# GIVEN TEXT:
━━━━━━━━━━━━━━━━━━━━━━━━━━━━━━

- I think I may be the victim of securities fraud, what do I do now?
- How do I know if I have been defrauded or am a victim of Stockbroker Fraud?
- What is investment fraud?
- What types of things can’t a broker do?
- What are the duties that my stockbroker and brokerage firm owe to me as a customer?
- What about meeting with the broker and/or manager of the office to resolve my problem?
- How do you decide which cases to pursue?
- How much will it cost me?
- Should I hire an attorney?
- Does it matter when I made the investment?
- What is arbitration?
- Do cases ever settle before arbitration?
- What is mediation?
- How long does the arbitration process take?
- Was investing in a variable annuity suitable for you?
- Was investing in B share mutual funds suitable for you?
- Where do I file my case if I live outside the United States?
- What are my chances of “winning” in arbitration?
- What is “selling away” and can my brokerage firm be held liable for my financial advisor selling me an investment not approved by my brokerage firm?
- What is a Unit Investment Trust and was my investment in a Unit Investment Trust suitable for me?
Call The White Law Group, LLC at (561) 807-6804 or (312) 238-9650. If you prefer, you can fill in the email form in the “Contact Us” section and someone from our office will call you to talk about your situation and see whether we can help.
Stockbroker fraud is a term that can be used to broadly define the abuse of a customer’s investment portfolio by a stockbroker and/or broker-dealer. Examples are overtrading of the account (churning), overconcentration (purchasing only a few stocks, or stocks all in one financial sector), and the sale of unsuitable investments (overly risky securities, limited partnerships, annuities, Unit Investment Trusts). Large losses do not necessarily prove broker wrongdoing-they could merely be the result of market forces. It can be difficult or almost impossible to tell if you’ve been defrauded unless you consult with an attorney. Here are some warning signs:
- Your broker fails to return your calls
- You don’t understand the transactions on your statements
- Your broker fails to disclose important information regarding an investment purchase.
- Your broker begins trading in high risk and speculative investments
- You are paying capital gains taxes when your account value is decreasing.
- You find transactions on your account statements that you did not previously authorize.
As a guideline, if you are retired and have lost more than 15% of your account in a single year or have suffered large losses in a single security, you should have someone review your account to determine if the investments selected by your financial professional are in keeping with your investment objectives.
Investment brokers, advisors, and analysts may commit investment or brokerage fraud in an effort to control the market, lure business, or maximize commissions. The following activities may be considered investment fraud: (1) offering separate clients contradicting advice, (2) advising clients to continue an imprudent risk, (3) advising out of a conflict of interest (including because the advice is motivated by profit, (4) giving unfounded advice, (5) giving biased investment advice.
Under the guidelines of ethical conduct, your broker cannot:
- Make recommendations for the purchase or sale of a security that is not suitable for you, given your age, financial situation, investment objectives and investment experience.
- Purchase, sell or remove securities in your account without notifying you first.

━━━━━━━━━━━━━━━━━━━━━━━━━━━━━━

(Box annotation records)

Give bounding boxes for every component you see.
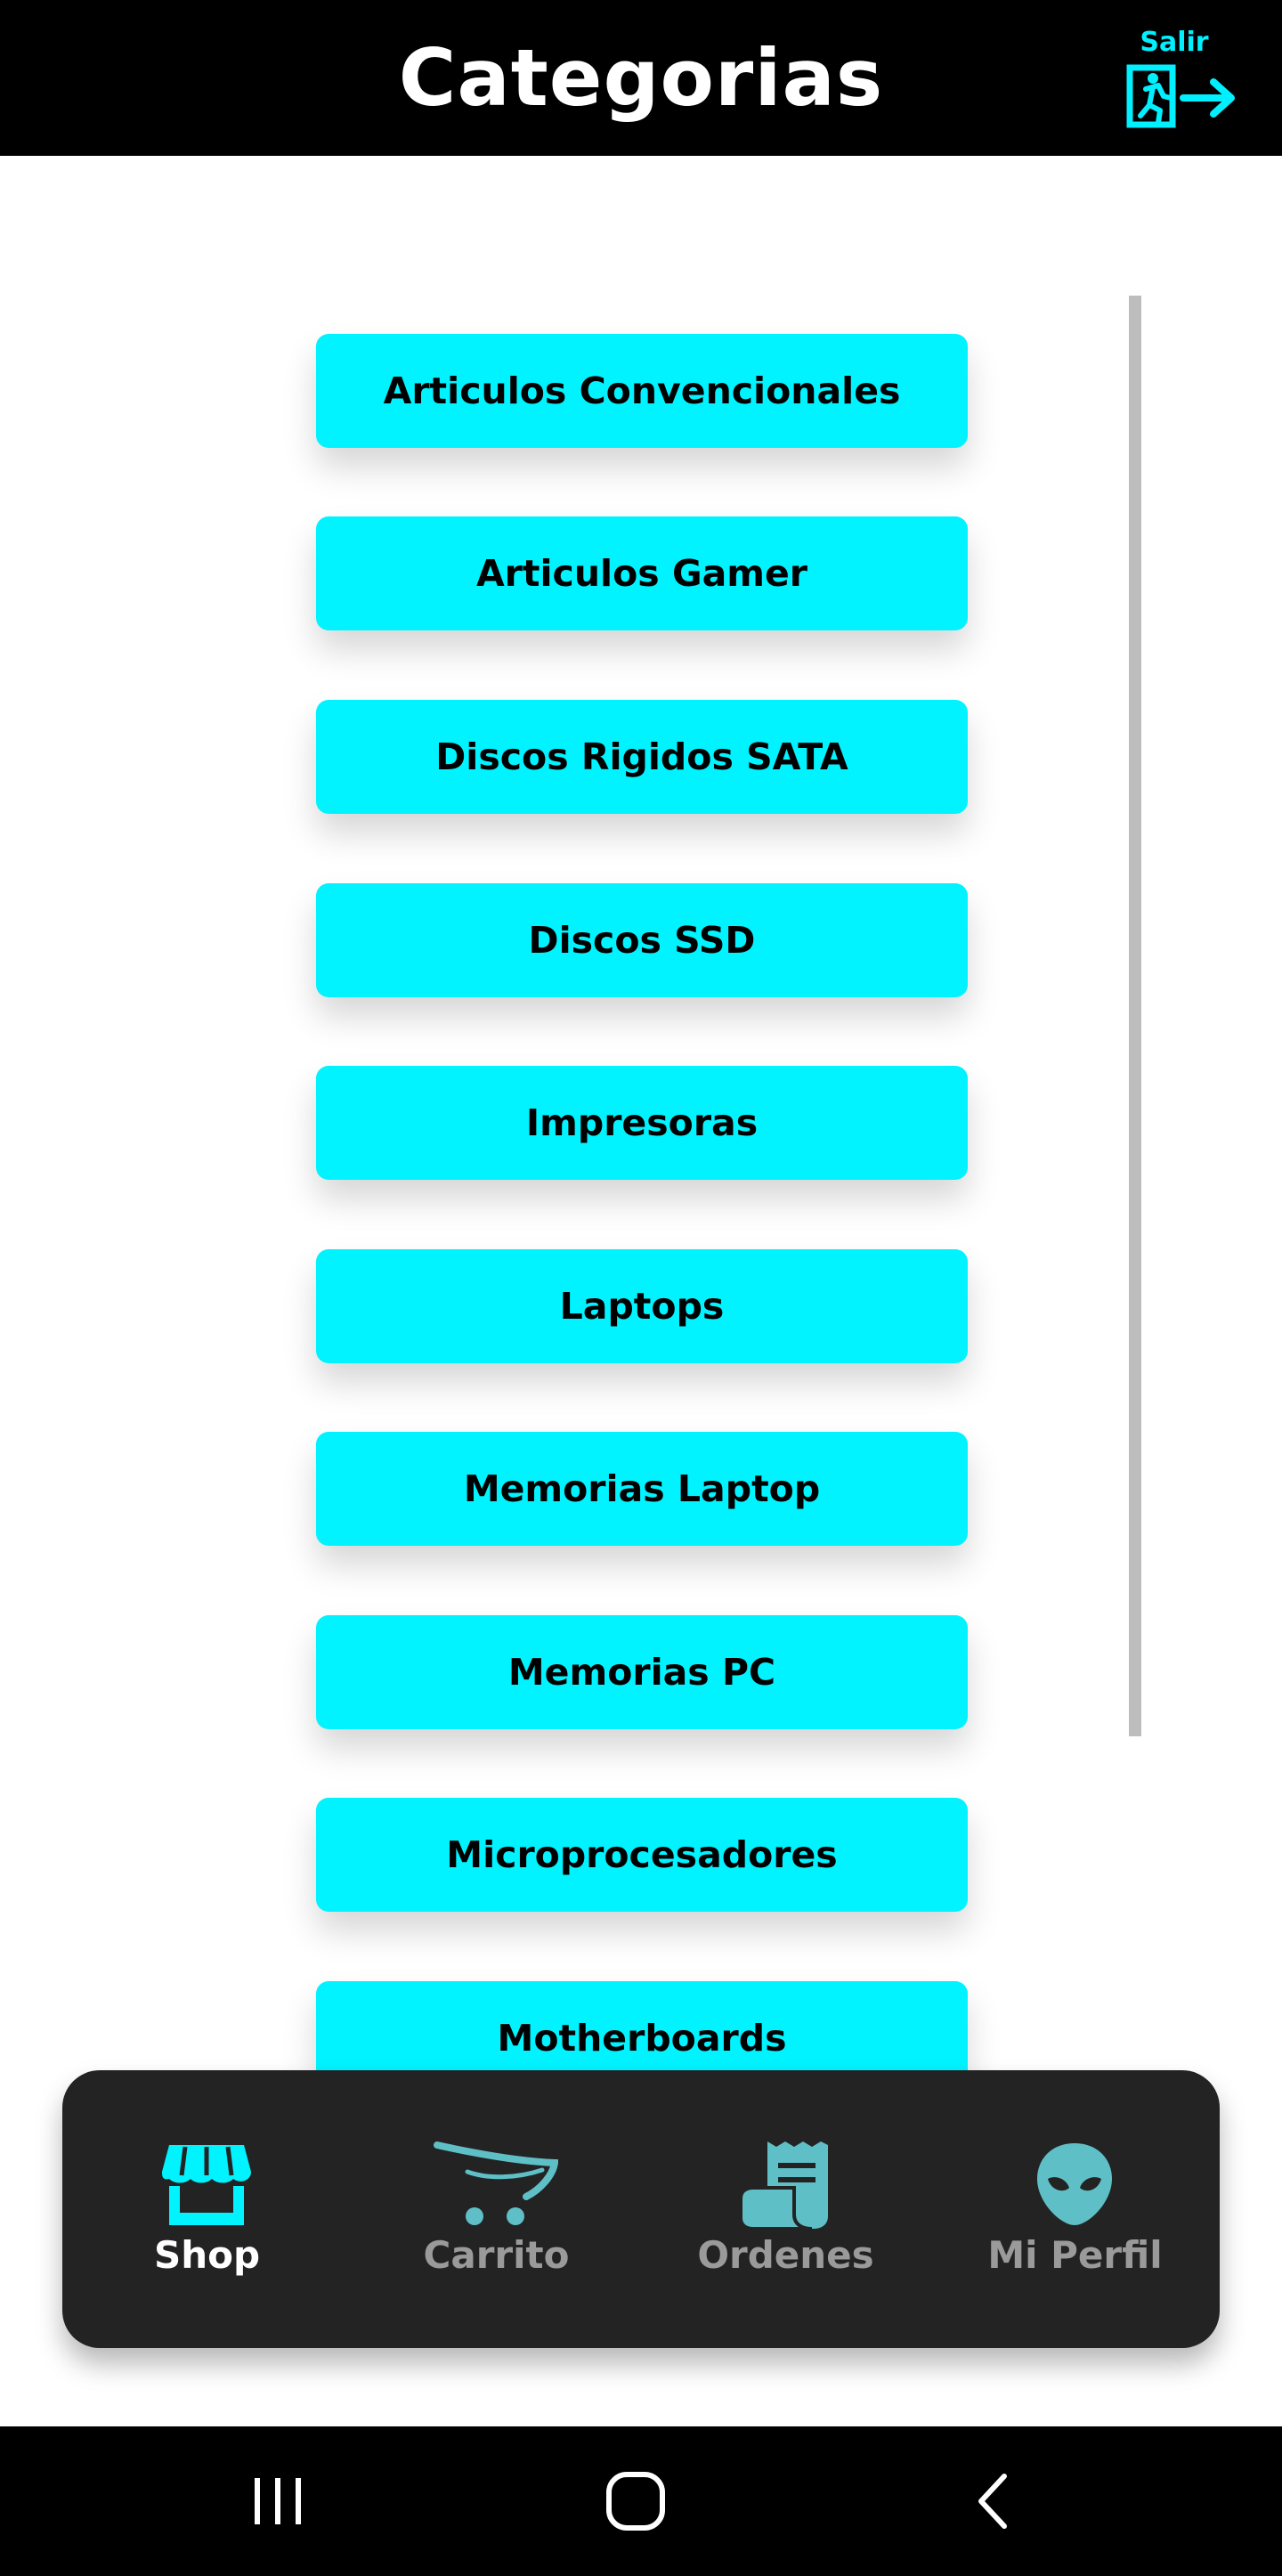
category-button[interactable]: Microprocesadores — [316, 1798, 968, 1912]
alien-icon — [1037, 2143, 1112, 2225]
bottom-navigation: Shop Carrito Ordenes Mi Perfil — [62, 2070, 1220, 2348]
category-button[interactable]: Memorias Laptop — [316, 1432, 968, 1546]
category-button[interactable]: Articulos Convencionales — [316, 334, 968, 448]
category-button[interactable]: Discos SSD — [316, 883, 968, 997]
category-label: Laptops — [559, 1285, 725, 1328]
category-label: Articulos Convencionales — [383, 370, 901, 412]
recent-apps-icon[interactable] — [242, 2466, 313, 2537]
app-header: Categorias Salir — [0, 0, 1282, 156]
category-label: Impresoras — [525, 1101, 759, 1144]
category-button[interactable]: Memorias PC — [316, 1615, 968, 1729]
category-label: Memorias PC — [507, 1651, 776, 1694]
category-button[interactable]: Impresoras — [316, 1066, 968, 1180]
category-label: Motherboards — [497, 2017, 787, 2060]
store-icon — [162, 2145, 251, 2225]
nav-item-mi-perfil[interactable]: Mi Perfil — [930, 2070, 1220, 2348]
scrollbar[interactable] — [1129, 296, 1141, 1736]
system-navigation-bar — [0, 2426, 1282, 2576]
category-list[interactable]: Articulos Convencionales Articulos Gamer… — [0, 156, 1282, 2070]
nav-label: Ordenes — [697, 2233, 874, 2277]
category-label: Discos SSD — [528, 919, 756, 962]
home-icon[interactable] — [600, 2466, 671, 2537]
back-icon[interactable] — [958, 2466, 1029, 2537]
exit-door-icon — [1126, 64, 1235, 128]
nav-label: Carrito — [423, 2233, 570, 2277]
category-button[interactable]: Motherboards — [316, 1981, 968, 2070]
nav-label: Mi Perfil — [987, 2233, 1163, 2277]
category-button[interactable]: Discos Rigidos SATA — [316, 700, 968, 814]
category-label: Memorias Laptop — [463, 1467, 821, 1510]
category-button[interactable]: Articulos Gamer — [316, 516, 968, 630]
nav-label: Shop — [153, 2233, 261, 2277]
nav-item-ordenes[interactable]: Ordenes — [641, 2070, 930, 2348]
category-label: Discos Rigidos SATA — [435, 735, 848, 778]
nav-item-shop[interactable]: Shop — [62, 2070, 352, 2348]
page-title: Categorias — [398, 32, 884, 124]
cart-icon — [434, 2141, 558, 2225]
category-button[interactable]: Laptops — [316, 1249, 968, 1363]
category-label: Articulos Gamer — [475, 552, 808, 595]
logout-button[interactable]: Salir — [1117, 25, 1242, 132]
receipt-icon — [741, 2141, 828, 2229]
nav-item-carrito[interactable]: Carrito — [352, 2070, 641, 2348]
category-label: Microprocesadores — [446, 1833, 838, 1876]
logout-label: Salir — [1140, 27, 1209, 58]
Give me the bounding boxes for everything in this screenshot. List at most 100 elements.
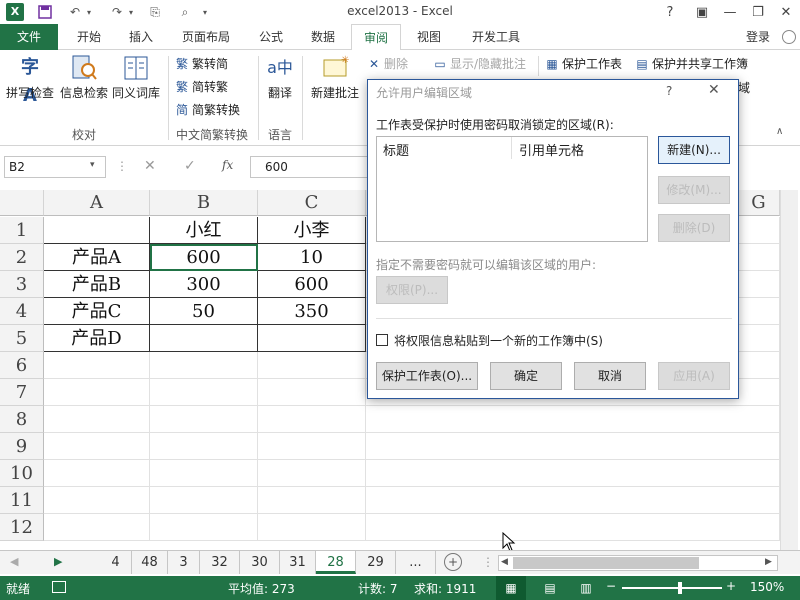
grid-cell[interactable] — [366, 487, 780, 514]
next-sheet-icon[interactable]: ▶ — [54, 555, 62, 568]
select-all-corner[interactable] — [0, 190, 44, 216]
ribbon-display-icon[interactable]: ▣ — [690, 2, 714, 22]
grid-cell[interactable] — [150, 433, 258, 460]
row-header[interactable]: 8 — [0, 406, 44, 433]
vertical-scrollbar[interactable] — [780, 190, 798, 550]
grid-cell[interactable] — [44, 217, 150, 244]
grid-cell[interactable]: 小李 — [258, 217, 366, 244]
grid-cell[interactable] — [44, 352, 150, 379]
grid-cell[interactable] — [258, 325, 366, 352]
row-header[interactable]: 10 — [0, 460, 44, 487]
insert-function-icon[interactable]: fx — [222, 158, 233, 172]
add-sheet-icon[interactable]: + — [444, 553, 462, 571]
grid-cell[interactable] — [44, 487, 150, 514]
scroll-thumb[interactable] — [513, 557, 699, 569]
tab-home[interactable]: 开始 — [64, 24, 114, 50]
col-header-c[interactable]: C — [258, 190, 366, 216]
protect-sheet-button[interactable]: ▦ 保护工作表 — [544, 54, 622, 74]
row-header[interactable]: 4 — [0, 298, 44, 325]
sheet-tab[interactable]: 31 — [280, 551, 316, 574]
col-header-b[interactable]: B — [150, 190, 258, 216]
grid-cell[interactable] — [366, 433, 780, 460]
ranges-list[interactable]: 标题 引用单元格 — [376, 136, 648, 242]
restore-button[interactable]: ❐ — [746, 2, 770, 22]
sheet-tab[interactable]: 4 — [100, 551, 132, 574]
help-button[interactable]: ? — [658, 2, 682, 22]
grid-cell[interactable] — [258, 379, 366, 406]
formula-input[interactable]: 600 — [250, 156, 368, 178]
row-header[interactable]: 6 — [0, 352, 44, 379]
show-hide-comment-button[interactable]: ▭ 显示/隐藏批注 — [432, 54, 526, 74]
research-button[interactable]: 信息检索 — [58, 54, 110, 101]
user-icon[interactable] — [782, 30, 796, 44]
grid-cell[interactable] — [44, 406, 150, 433]
grid-cell[interactable] — [150, 379, 258, 406]
minimize-button[interactable]: — — [718, 2, 742, 22]
trad-to-simp-button[interactable]: 繁繁转简 — [174, 54, 228, 74]
grid-cell[interactable] — [150, 352, 258, 379]
translate-button[interactable]: a中 翻译 — [262, 54, 298, 101]
tab-view[interactable]: 视图 — [406, 24, 452, 50]
col-header-a[interactable]: A — [44, 190, 150, 216]
protect-share-button[interactable]: ▤ 保护并共享工作簿 — [634, 54, 748, 74]
delete-range-button[interactable]: 删除(D) — [658, 214, 730, 242]
row-header[interactable]: 12 — [0, 514, 44, 541]
grid-cell[interactable]: 产品C — [44, 298, 150, 325]
copy-format-icon[interactable]: ⎘ — [146, 3, 164, 21]
row-header[interactable]: 1 — [0, 217, 44, 244]
horizontal-scrollbar[interactable]: ◀ ▶ — [498, 555, 778, 571]
grid-cell[interactable]: 50 — [150, 298, 258, 325]
page-layout-view-icon[interactable]: ▤ — [540, 576, 560, 600]
sheet-tab[interactable]: 32 — [200, 551, 240, 574]
tab-formulas[interactable]: 公式 — [248, 24, 294, 50]
ok-button[interactable]: 确定 — [490, 362, 562, 390]
grid-cell[interactable] — [258, 487, 366, 514]
page-break-view-icon[interactable]: ▥ — [576, 576, 596, 600]
grid-cell[interactable] — [44, 379, 150, 406]
grid-cell[interactable] — [150, 406, 258, 433]
zoom-level[interactable]: 150% — [750, 580, 784, 594]
grid-cell[interactable] — [150, 514, 258, 541]
undo-icon[interactable]: ↶ — [66, 3, 84, 21]
selected-cell-b2[interactable] — [150, 244, 258, 271]
prev-sheet-icon[interactable]: ◀ — [10, 555, 18, 568]
grid-cell[interactable] — [366, 514, 780, 541]
close-window-button[interactable]: ✕ — [774, 2, 798, 22]
sheet-tab[interactable]: 48 — [132, 551, 168, 574]
sheet-tab[interactable]: ... — [396, 551, 436, 574]
dialog-help-icon[interactable]: ? — [666, 84, 672, 98]
grid-cell[interactable] — [366, 460, 780, 487]
tab-file[interactable]: 文件 — [0, 24, 58, 50]
zoom-slider[interactable] — [622, 582, 722, 594]
scroll-left-icon[interactable]: ◀ — [501, 557, 508, 567]
ranges-col-refers[interactable]: 引用单元格 — [519, 140, 584, 159]
grid-cell[interactable]: 产品D — [44, 325, 150, 352]
row-header[interactable]: 2 — [0, 244, 44, 271]
tab-developer[interactable]: 开发工具 — [460, 24, 532, 50]
sheet-tab[interactable]: 3 — [168, 551, 200, 574]
apply-button[interactable]: 应用(A) — [658, 362, 730, 390]
grid-cell[interactable] — [366, 406, 780, 433]
row-header[interactable]: 11 — [0, 487, 44, 514]
grid-cell[interactable] — [44, 433, 150, 460]
grid-cell[interactable]: 产品A — [44, 244, 150, 271]
tab-review[interactable]: 审阅 — [351, 24, 401, 51]
grid-cell[interactable] — [258, 460, 366, 487]
print-preview-icon[interactable]: ⌕ — [176, 3, 194, 21]
grid-cell[interactable]: 小红 — [150, 217, 258, 244]
signin-link[interactable]: 登录 — [738, 24, 778, 50]
tab-data[interactable]: 数据 — [300, 24, 346, 50]
grid-cell[interactable] — [44, 460, 150, 487]
grid-cell[interactable] — [150, 325, 258, 352]
grid-cell[interactable] — [150, 487, 258, 514]
grid-cell[interactable] — [258, 352, 366, 379]
grid-cell[interactable] — [44, 514, 150, 541]
row-header[interactable]: 9 — [0, 433, 44, 460]
delete-comment-button[interactable]: ✕ 删除 — [366, 54, 408, 74]
grid-cell[interactable] — [258, 433, 366, 460]
sheet-tab[interactable]: 29 — [356, 551, 396, 574]
row-header[interactable]: 3 — [0, 271, 44, 298]
paste-permissions-checkbox[interactable] — [376, 334, 388, 346]
collapse-ribbon-icon[interactable]: ∧ — [776, 126, 783, 137]
row-header[interactable]: 5 — [0, 325, 44, 352]
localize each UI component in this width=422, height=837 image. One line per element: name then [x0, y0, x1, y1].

━━━━━━━━━━━━━━━━━━━━━━━━━━━━━━

# SET TASKS:
1) Transcribe the part of the securities fraud FAQ that begins at the words "- How do you" and stops after the words "the United States?".
2) According to the securities fraud FAQ, how much of their account must a retired person lose in a single year before they should have someone review it?

# WORKED SOLUTIONS:
1)
- How do you decide which cases to pursue?
- How much will it cost me?
- Should I hire an attorney?
- Does it matter when I made the investment?
- What is arbitration?
- Do cases ever settle before arbitration?
- What is mediation?
- How long does the arbitration process take?
- Was investing in a variable annuity suitable for you?
- Was investing in B share mutual funds suitable for you?
- Where do I file my case if I live outside the United States?

2) More than 15% of the account.